* [Task instructions] Could you print the material below line for line, with no changes at all?
--- START OF Listed records ---
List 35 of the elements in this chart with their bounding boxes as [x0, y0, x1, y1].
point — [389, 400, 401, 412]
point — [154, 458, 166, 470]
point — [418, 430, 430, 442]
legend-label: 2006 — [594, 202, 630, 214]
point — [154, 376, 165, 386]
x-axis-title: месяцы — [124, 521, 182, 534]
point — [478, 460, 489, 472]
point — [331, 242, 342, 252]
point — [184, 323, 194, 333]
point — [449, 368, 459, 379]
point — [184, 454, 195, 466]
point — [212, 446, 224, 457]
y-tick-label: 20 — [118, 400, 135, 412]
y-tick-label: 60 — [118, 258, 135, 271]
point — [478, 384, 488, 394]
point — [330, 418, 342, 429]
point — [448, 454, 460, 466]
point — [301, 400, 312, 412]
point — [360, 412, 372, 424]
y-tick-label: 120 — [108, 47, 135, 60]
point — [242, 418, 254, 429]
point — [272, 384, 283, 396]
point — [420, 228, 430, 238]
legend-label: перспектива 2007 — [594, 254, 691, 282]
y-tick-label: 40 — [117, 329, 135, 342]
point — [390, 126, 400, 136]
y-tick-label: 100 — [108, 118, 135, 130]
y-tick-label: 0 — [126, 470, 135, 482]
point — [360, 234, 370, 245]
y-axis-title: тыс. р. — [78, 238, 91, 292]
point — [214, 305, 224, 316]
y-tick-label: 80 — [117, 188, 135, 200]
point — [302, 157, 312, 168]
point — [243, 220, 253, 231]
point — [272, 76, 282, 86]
--- END OF Listed records ---
* [Task response]
List 35 of the elements in this chart with their bounding boxes as [x0, y0, x1, y1].
point — [389, 400, 401, 412]
point — [154, 458, 166, 470]
point — [418, 430, 430, 442]
legend-label: 2006 — [594, 202, 630, 214]
point — [154, 376, 165, 386]
x-axis-title: месяцы — [124, 521, 182, 534]
point — [478, 460, 489, 472]
point — [331, 242, 342, 252]
point — [184, 323, 194, 333]
point — [449, 368, 459, 379]
point — [184, 454, 195, 466]
point — [212, 446, 224, 457]
y-tick-label: 20 — [118, 400, 135, 412]
y-tick-label: 60 — [118, 258, 135, 271]
point — [478, 384, 488, 394]
point — [330, 418, 342, 429]
point — [448, 454, 460, 466]
point — [301, 400, 312, 412]
point — [360, 412, 372, 424]
y-tick-label: 120 — [108, 47, 135, 60]
point — [242, 418, 254, 429]
point — [272, 384, 283, 396]
point — [420, 228, 430, 238]
legend-label: перспектива 2007 — [594, 254, 691, 282]
y-tick-label: 40 — [117, 329, 135, 342]
point — [390, 126, 400, 136]
y-tick-label: 100 — [108, 118, 135, 130]
y-tick-label: 0 — [126, 470, 135, 482]
point — [360, 234, 370, 245]
y-axis-title: тыс. р. — [78, 238, 91, 292]
point — [214, 305, 224, 316]
y-tick-label: 80 — [117, 188, 135, 200]
point — [302, 157, 312, 168]
point — [243, 220, 253, 231]
point — [272, 76, 282, 86]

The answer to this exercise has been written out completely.